Transcribe the entries below exactly; leave every image out.

[Dataset records]
^^^^^^^^^^^^^^^^

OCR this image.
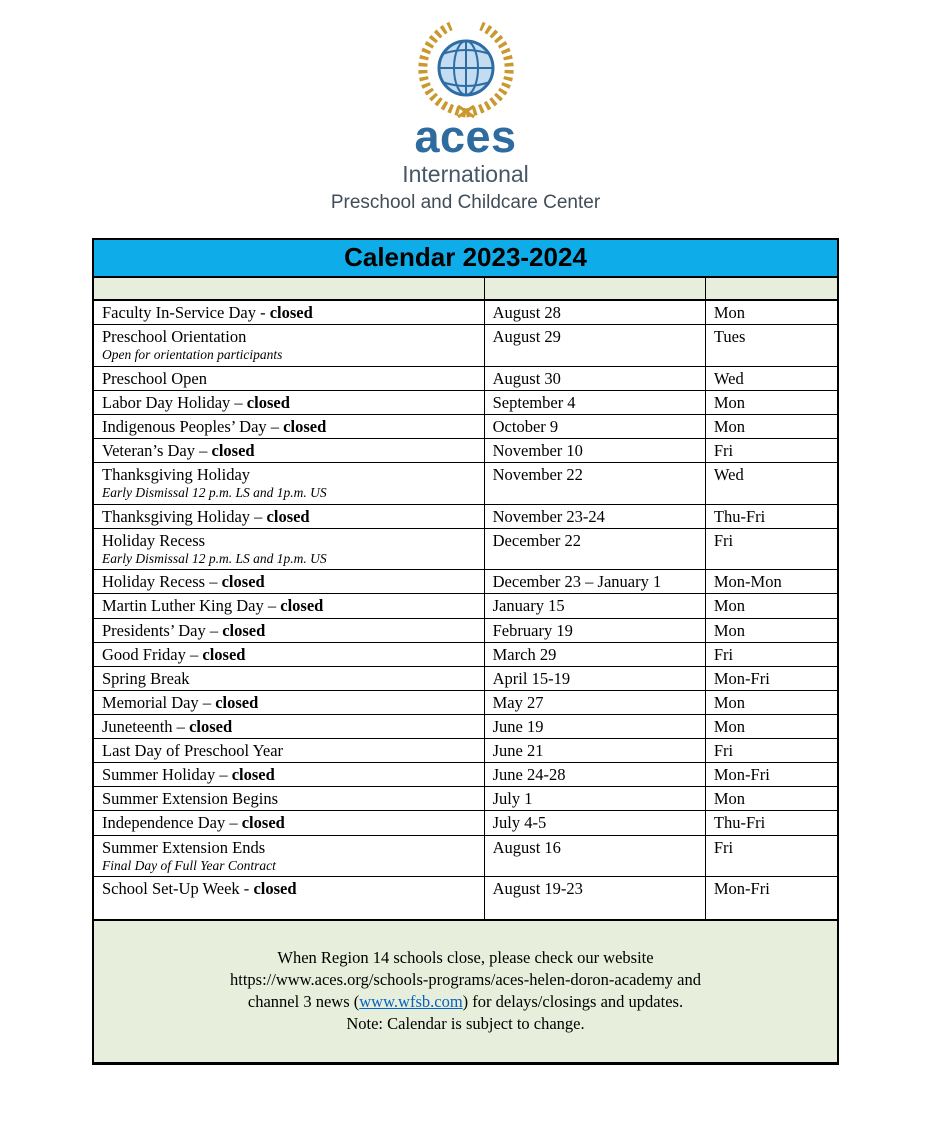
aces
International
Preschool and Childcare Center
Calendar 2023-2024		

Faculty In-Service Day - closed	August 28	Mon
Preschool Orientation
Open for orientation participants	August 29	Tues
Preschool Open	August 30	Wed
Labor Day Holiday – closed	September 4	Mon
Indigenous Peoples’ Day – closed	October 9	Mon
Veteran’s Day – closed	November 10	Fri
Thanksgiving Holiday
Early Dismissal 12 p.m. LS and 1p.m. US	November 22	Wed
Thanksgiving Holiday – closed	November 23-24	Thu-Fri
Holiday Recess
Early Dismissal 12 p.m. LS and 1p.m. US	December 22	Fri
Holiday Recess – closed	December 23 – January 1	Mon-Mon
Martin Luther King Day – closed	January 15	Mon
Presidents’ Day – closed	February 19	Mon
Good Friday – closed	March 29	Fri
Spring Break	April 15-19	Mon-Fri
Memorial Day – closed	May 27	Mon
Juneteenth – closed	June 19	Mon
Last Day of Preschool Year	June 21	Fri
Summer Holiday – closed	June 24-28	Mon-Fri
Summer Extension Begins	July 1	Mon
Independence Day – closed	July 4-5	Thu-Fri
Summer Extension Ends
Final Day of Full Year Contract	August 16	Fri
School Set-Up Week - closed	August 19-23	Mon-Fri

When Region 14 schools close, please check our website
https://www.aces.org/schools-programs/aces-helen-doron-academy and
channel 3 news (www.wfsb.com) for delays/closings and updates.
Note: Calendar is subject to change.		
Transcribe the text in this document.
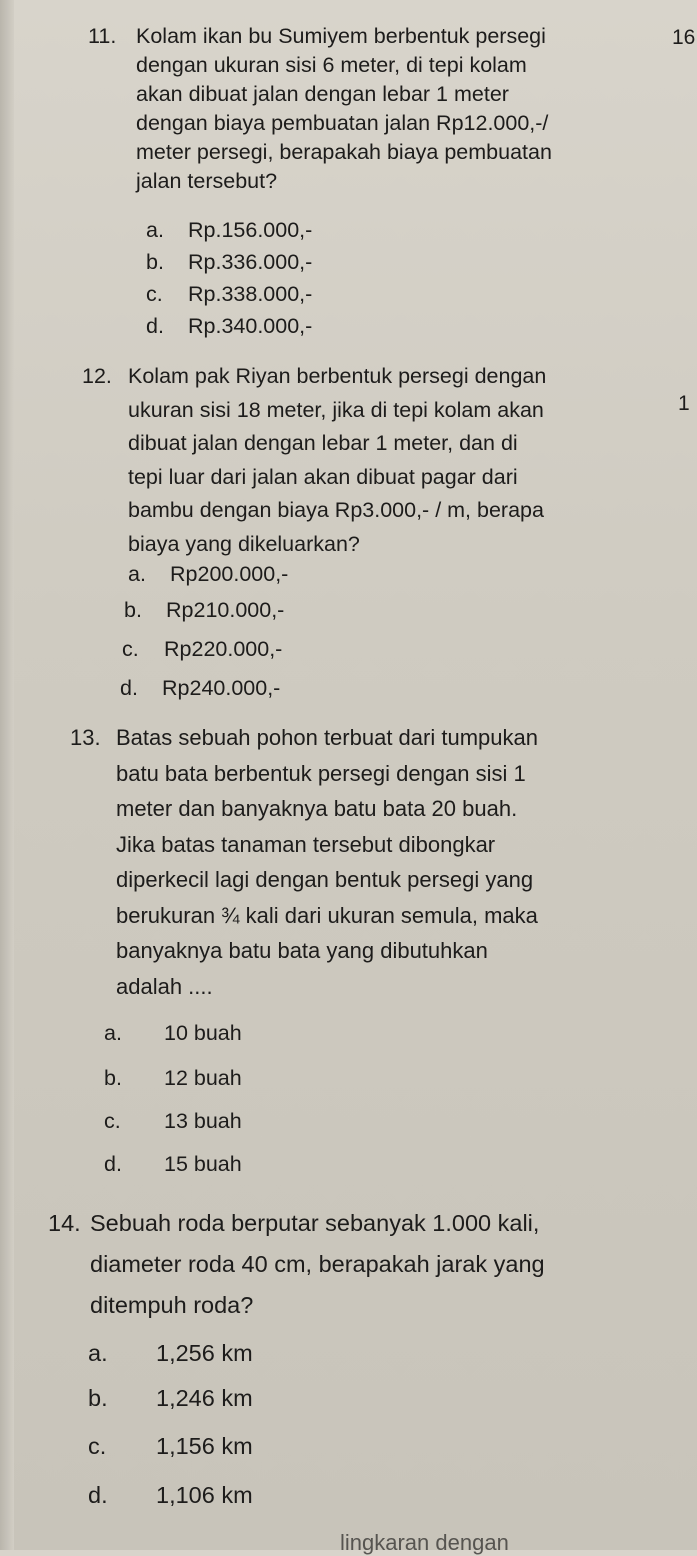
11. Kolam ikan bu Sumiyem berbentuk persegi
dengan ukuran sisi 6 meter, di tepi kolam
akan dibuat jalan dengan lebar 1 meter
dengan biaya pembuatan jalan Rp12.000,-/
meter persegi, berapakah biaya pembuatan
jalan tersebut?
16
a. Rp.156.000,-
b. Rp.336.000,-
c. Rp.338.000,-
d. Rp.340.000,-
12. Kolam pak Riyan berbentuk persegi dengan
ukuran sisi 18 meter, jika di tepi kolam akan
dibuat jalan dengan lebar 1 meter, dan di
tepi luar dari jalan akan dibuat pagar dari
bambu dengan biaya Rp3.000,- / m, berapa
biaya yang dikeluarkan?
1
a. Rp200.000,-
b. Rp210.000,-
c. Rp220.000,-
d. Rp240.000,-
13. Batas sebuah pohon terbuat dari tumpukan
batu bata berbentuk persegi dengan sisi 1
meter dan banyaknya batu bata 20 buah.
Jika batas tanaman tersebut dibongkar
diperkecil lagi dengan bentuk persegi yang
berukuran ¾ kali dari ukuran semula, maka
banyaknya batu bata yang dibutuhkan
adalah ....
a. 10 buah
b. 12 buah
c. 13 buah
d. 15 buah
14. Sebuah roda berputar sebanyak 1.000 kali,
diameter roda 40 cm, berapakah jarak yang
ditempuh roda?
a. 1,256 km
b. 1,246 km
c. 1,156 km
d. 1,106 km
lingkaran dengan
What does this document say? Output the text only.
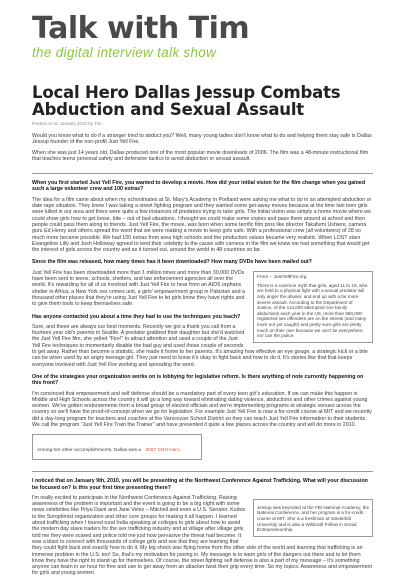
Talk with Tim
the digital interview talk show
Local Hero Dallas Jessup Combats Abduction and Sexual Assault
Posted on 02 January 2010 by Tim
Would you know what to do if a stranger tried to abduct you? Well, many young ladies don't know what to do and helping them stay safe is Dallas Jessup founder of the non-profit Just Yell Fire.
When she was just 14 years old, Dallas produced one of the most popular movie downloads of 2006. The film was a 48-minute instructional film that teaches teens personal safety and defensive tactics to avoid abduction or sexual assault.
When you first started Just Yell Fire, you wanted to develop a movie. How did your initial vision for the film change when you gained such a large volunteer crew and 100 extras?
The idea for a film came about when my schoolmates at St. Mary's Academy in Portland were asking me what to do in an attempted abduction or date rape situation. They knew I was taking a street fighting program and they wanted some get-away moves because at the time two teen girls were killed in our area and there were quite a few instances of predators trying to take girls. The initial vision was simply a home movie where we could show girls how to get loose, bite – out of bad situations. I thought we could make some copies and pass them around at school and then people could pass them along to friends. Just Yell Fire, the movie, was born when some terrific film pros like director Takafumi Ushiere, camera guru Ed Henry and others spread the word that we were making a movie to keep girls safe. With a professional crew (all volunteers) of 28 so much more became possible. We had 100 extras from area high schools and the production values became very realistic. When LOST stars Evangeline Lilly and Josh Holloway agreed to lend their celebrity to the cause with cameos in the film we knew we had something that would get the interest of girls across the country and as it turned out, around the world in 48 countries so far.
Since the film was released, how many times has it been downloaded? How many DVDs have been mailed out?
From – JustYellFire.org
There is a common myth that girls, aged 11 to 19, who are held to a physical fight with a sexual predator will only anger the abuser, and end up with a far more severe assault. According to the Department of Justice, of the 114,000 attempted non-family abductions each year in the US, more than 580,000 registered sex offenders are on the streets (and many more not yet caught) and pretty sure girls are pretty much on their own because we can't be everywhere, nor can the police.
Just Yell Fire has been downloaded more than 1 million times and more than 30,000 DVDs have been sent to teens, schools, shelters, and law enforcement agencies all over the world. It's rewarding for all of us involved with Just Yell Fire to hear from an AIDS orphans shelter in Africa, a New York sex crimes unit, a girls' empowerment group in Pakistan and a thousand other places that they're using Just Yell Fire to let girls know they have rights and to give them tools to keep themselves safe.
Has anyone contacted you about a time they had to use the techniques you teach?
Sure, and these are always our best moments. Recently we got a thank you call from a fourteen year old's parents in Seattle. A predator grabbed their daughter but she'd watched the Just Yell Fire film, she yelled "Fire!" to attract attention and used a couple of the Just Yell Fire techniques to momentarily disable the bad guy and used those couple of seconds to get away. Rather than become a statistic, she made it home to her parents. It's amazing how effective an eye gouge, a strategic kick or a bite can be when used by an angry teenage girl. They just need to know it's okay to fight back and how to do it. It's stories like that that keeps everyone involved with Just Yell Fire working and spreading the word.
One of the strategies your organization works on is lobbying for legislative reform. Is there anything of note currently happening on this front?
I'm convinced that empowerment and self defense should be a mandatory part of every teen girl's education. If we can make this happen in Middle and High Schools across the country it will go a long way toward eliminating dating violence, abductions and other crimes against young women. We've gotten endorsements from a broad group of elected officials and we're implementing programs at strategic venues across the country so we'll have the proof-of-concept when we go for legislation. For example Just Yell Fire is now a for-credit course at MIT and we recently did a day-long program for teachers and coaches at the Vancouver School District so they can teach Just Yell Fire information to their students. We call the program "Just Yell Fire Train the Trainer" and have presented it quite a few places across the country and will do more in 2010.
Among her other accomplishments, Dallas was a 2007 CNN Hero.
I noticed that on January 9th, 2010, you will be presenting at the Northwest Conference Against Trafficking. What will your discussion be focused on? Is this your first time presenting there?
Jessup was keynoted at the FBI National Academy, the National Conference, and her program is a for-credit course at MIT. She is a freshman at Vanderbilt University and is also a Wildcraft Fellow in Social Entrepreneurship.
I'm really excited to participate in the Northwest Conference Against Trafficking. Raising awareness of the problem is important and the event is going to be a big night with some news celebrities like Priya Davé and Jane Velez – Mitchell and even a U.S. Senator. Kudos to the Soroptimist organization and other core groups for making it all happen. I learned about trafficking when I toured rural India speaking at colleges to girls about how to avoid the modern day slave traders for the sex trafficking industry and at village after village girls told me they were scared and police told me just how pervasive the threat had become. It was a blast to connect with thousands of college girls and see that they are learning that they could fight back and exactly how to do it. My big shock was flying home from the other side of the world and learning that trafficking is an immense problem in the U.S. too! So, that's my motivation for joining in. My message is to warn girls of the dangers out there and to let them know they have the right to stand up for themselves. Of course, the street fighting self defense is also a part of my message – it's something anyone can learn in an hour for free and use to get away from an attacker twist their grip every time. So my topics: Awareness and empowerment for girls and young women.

^^^^^^^^^^^^^^^^

**Finished answer**
OCR this image.
aces
International
Preschool and Childcare Center
Calendar 2023-2024		

Faculty In-Service Day - closed	August 28	Mon
Preschool Orientation
Open for orientation participants	August 29	Tues
Preschool Open	August 30	Wed
Labor Day Holiday – closed	September 4	Mon
Indigenous Peoples’ Day – closed	October 9	Mon
Veteran’s Day – closed	November 10	Fri
Thanksgiving Holiday
Early Dismissal 12 p.m. LS and 1p.m. US	November 22	Wed
Thanksgiving Holiday – closed	November 23-24	Thu-Fri
Holiday Recess
Early Dismissal 12 p.m. LS and 1p.m. US	December 22	Fri
Holiday Recess – closed	December 23 – January 1	Mon-Mon
Martin Luther King Day – closed	January 15	Mon
Presidents’ Day – closed	February 19	Mon
Good Friday – closed	March 29	Fri
Spring Break	April 15-19	Mon-Fri
Memorial Day – closed	May 27	Mon
Juneteenth – closed	June 19	Mon
Last Day of Preschool Year	June 21	Fri
Summer Holiday – closed	June 24-28	Mon-Fri
Summer Extension Begins	July 1	Mon
Independence Day – closed	July 4-5	Thu-Fri
Summer Extension Ends
Final Day of Full Year Contract	August 16	Fri
School Set-Up Week - closed	August 19-23	Mon-Fri

When Region 14 schools close, please check our website
https://www.aces.org/schools-programs/aces-helen-doron-academy and
channel 3 news (www.wfsb.com) for delays/closings and updates.
Note: Calendar is subject to change.		
Transcribe the text in this document.
11. Kolam ikan bu Sumiyem berbentuk persegi
dengan ukuran sisi 6 meter, di tepi kolam
akan dibuat jalan dengan lebar 1 meter
dengan biaya pembuatan jalan Rp12.000,-/
meter persegi, berapakah biaya pembuatan
jalan tersebut?
16
a. Rp.156.000,-
b. Rp.336.000,-
c. Rp.338.000,-
d. Rp.340.000,-
12. Kolam pak Riyan berbentuk persegi dengan
ukuran sisi 18 meter, jika di tepi kolam akan
dibuat jalan dengan lebar 1 meter, dan di
tepi luar dari jalan akan dibuat pagar dari
bambu dengan biaya Rp3.000,- / m, berapa
biaya yang dikeluarkan?
1
a. Rp200.000,-
b. Rp210.000,-
c. Rp220.000,-
d. Rp240.000,-
13. Batas sebuah pohon terbuat dari tumpukan
batu bata berbentuk persegi dengan sisi 1
meter dan banyaknya batu bata 20 buah.
Jika batas tanaman tersebut dibongkar
diperkecil lagi dengan bentuk persegi yang
berukuran ¾ kali dari ukuran semula, maka
banyaknya batu bata yang dibutuhkan
adalah ....
a. 10 buah
b. 12 buah
c. 13 buah
d. 15 buah
14. Sebuah roda berputar sebanyak 1.000 kali,
diameter roda 40 cm, berapakah jarak yang
ditempuh roda?
a. 1,256 km
b. 1,246 km
c. 1,156 km
d. 1,106 km
lingkaran dengan
What does this document say? Output the text only.
Talk with Tim
the digital interview talk show
Local Hero Dallas Jessup Combats Abduction and Sexual Assault
Posted on 02 January 2010 by Tim
Would you know what to do if a stranger tried to abduct you? Well, many young ladies don't know what to do and helping them stay safe is Dallas Jessup founder of the non-profit Just Yell Fire.
When she was just 14 years old, Dallas produced one of the most popular movie downloads of 2006. The film was a 48-minute instructional film that teaches teens personal safety and defensive tactics to avoid abduction or sexual assault.
When you first started Just Yell Fire, you wanted to develop a movie. How did your initial vision for the film change when you gained such a large volunteer crew and 100 extras?
The idea for a film came about when my schoolmates at St. Mary's Academy in Portland were asking me what to do in an attempted abduction or date rape situation. They knew I was taking a street fighting program and they wanted some get-away moves because at the time two teen girls were killed in our area and there were quite a few instances of predators trying to take girls. The initial vision was simply a home movie where we could show girls how to get loose, bite – out of bad situations. I thought we could make some copies and pass them around at school and then people could pass them along to friends. Just Yell Fire, the movie, was born when some terrific film pros like director Takafumi Ushiere, camera guru Ed Henry and others spread the word that we were making a movie to keep girls safe. With a professional crew (all volunteers) of 28 so much more became possible. We had 100 extras from area high schools and the production values became very realistic. When LOST stars Evangeline Lilly and Josh Holloway agreed to lend their celebrity to the cause with cameos in the film we knew we had something that would get the interest of girls across the country and as it turned out, around the world in 48 countries so far.
Since the film was released, how many times has it been downloaded? How many DVDs have been mailed out?
From – JustYellFire.org
There is a common myth that girls, aged 11 to 19, who are held to a physical fight with a sexual predator will only anger the abuser, and end up with a far more severe assault. According to the Department of Justice, of the 114,000 attempted non-family abductions each year in the US, more than 580,000 registered sex offenders are on the streets (and many more not yet caught) and pretty sure girls are pretty much on their own because we can't be everywhere, nor can the police.
Just Yell Fire has been downloaded more than 1 million times and more than 30,000 DVDs have been sent to teens, schools, shelters, and law enforcement agencies all over the world. It's rewarding for all of us involved with Just Yell Fire to hear from an AIDS orphans shelter in Africa, a New York sex crimes unit, a girls' empowerment group in Pakistan and a thousand other places that they're using Just Yell Fire to let girls know they have rights and to give them tools to keep themselves safe.
Has anyone contacted you about a time they had to use the techniques you teach?
Sure, and these are always our best moments. Recently we got a thank you call from a fourteen year old's parents in Seattle. A predator grabbed their daughter but she'd watched the Just Yell Fire film, she yelled "Fire!" to attract attention and used a couple of the Just Yell Fire techniques to momentarily disable the bad guy and used those couple of seconds to get away. Rather than become a statistic, she made it home to her parents. It's amazing how effective an eye gouge, a strategic kick or a bite can be when used by an angry teenage girl. They just need to know it's okay to fight back and how to do it. It's stories like that that keeps everyone involved with Just Yell Fire working and spreading the word.
One of the strategies your organization works on is lobbying for legislative reform. Is there anything of note currently happening on this front?
I'm convinced that empowerment and self defense should be a mandatory part of every teen girl's education. If we can make this happen in Middle and High Schools across the country it will go a long way toward eliminating dating violence, abductions and other crimes against young women. We've gotten endorsements from a broad group of elected officials and we're implementing programs at strategic venues across the country so we'll have the proof-of-concept when we go for legislation. For example Just Yell Fire is now a for-credit course at MIT and we recently did a day-long program for teachers and coaches at the Vancouver School District so they can teach Just Yell Fire information to their students. We call the program "Just Yell Fire Train the Trainer" and have presented it quite a few places across the country and will do more in 2010.
Among her other accomplishments, Dallas was a 2007 CNN Hero.
I noticed that on January 9th, 2010, you will be presenting at the Northwest Conference Against Trafficking. What will your discussion be focused on? Is this your first time presenting there?
Jessup was keynoted at the FBI National Academy, the National Conference, and her program is a for-credit course at MIT. She is a freshman at Vanderbilt University and is also a Wildcraft Fellow in Social Entrepreneurship.
I'm really excited to participate in the Northwest Conference Against Trafficking. Raising awareness of the problem is important and the event is going to be a big night with some news celebrities like Priya Davé and Jane Velez – Mitchell and even a U.S. Senator. Kudos to the Soroptimist organization and other core groups for making it all happen. I learned about trafficking when I toured rural India speaking at colleges to girls about how to avoid the modern day slave traders for the sex trafficking industry and at village after village girls told me they were scared and police told me just how pervasive the threat had become. It was a blast to connect with thousands of college girls and see that they are learning that they could fight back and exactly how to do it. My big shock was flying home from the other side of the world and learning that trafficking is an immense problem in the U.S. too! So, that's my motivation for joining in. My message is to warn girls of the dangers out there and to let them know they have the right to stand up for themselves. Of course, the street fighting self defense is also a part of my message – it's something anyone can learn in an hour for free and use to get away from an attacker twist their grip every time. So my topics: Awareness and empowerment for girls and young women.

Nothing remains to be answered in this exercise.